Report back each line of the records that contains the string "الاضمار".
◇ ◇ ◇
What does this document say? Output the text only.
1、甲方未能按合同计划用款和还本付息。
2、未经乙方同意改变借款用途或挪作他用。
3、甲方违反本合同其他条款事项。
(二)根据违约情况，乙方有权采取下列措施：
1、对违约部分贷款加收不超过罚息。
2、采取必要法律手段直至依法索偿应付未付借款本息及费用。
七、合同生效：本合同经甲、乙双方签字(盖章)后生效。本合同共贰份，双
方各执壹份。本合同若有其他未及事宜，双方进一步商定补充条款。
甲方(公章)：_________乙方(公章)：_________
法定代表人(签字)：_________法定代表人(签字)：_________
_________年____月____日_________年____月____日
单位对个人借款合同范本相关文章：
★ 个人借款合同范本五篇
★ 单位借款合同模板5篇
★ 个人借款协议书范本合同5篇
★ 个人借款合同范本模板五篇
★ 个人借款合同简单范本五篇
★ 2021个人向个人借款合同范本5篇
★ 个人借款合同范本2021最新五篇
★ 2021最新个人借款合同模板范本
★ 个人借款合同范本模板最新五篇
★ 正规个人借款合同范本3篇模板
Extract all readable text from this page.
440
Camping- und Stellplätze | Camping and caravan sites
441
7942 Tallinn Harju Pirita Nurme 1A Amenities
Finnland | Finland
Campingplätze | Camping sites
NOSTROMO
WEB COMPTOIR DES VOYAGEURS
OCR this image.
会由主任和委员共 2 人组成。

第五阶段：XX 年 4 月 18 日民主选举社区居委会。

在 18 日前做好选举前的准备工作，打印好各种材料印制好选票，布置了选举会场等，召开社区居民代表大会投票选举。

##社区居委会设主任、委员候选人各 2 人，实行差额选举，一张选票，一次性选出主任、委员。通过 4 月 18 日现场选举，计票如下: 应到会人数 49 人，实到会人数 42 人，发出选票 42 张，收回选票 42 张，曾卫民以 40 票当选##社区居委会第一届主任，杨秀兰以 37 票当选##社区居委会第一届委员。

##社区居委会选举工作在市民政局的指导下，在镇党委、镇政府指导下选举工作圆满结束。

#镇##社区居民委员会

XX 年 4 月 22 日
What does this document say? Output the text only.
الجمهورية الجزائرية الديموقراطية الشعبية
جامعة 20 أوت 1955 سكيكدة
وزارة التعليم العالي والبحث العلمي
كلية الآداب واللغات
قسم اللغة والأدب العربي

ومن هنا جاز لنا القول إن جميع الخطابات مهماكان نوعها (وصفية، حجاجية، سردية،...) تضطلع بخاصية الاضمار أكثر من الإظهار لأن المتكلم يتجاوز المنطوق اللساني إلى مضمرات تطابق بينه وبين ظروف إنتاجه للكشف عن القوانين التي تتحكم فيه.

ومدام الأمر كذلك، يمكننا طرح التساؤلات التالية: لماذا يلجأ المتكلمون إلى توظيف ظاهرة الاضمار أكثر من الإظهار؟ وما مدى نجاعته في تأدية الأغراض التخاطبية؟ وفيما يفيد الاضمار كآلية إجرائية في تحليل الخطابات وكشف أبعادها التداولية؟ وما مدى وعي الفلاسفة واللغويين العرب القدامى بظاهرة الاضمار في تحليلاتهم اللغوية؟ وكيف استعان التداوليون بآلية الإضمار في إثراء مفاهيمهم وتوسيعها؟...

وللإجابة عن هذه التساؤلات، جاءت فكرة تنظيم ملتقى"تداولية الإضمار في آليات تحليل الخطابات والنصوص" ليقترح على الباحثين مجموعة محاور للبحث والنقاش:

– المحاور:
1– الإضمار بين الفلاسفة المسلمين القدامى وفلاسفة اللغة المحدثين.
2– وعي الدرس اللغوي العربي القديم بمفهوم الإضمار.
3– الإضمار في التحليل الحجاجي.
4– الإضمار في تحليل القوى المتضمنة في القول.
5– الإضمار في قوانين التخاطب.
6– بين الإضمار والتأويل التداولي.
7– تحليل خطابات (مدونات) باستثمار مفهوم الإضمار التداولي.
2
◇ ◇ ◇
**Written response**.
ومن هنا جاز لنا القول إن جميع الخطابات مهماكان نوعها (وصفية، حجاجية، سردية،...) تضطلع بخاصية الاضمار أكثر من الإظهار لأن المتكلم يتجاوز المنطوق اللساني إلى مضمرات تطابق بينه وبين ظروف إنتاجه للكشف عن القوانين التي تتحكم فيه.
ومدام الأمر كذلك، يمكننا طرح التساؤلات التالية: لماذا يلجأ المتكلمون إلى توظيف ظاهرة الاضمار أكثر من الإظهار؟ وما مدى نجاعته في تأدية الأغراض التخاطبية؟ وفيما يفيد الاضمار كآلية إجرائية في تحليل الخطابات وكشف أبعادها التداولية؟ وما مدى وعي الفلاسفة واللغويين العرب القدامى بظاهرة الاضمار في تحليلاتهم اللغوية؟ وكيف استعان التداوليون بآلية الإضمار في إثراء مفاهيمهم وتوسيعها؟...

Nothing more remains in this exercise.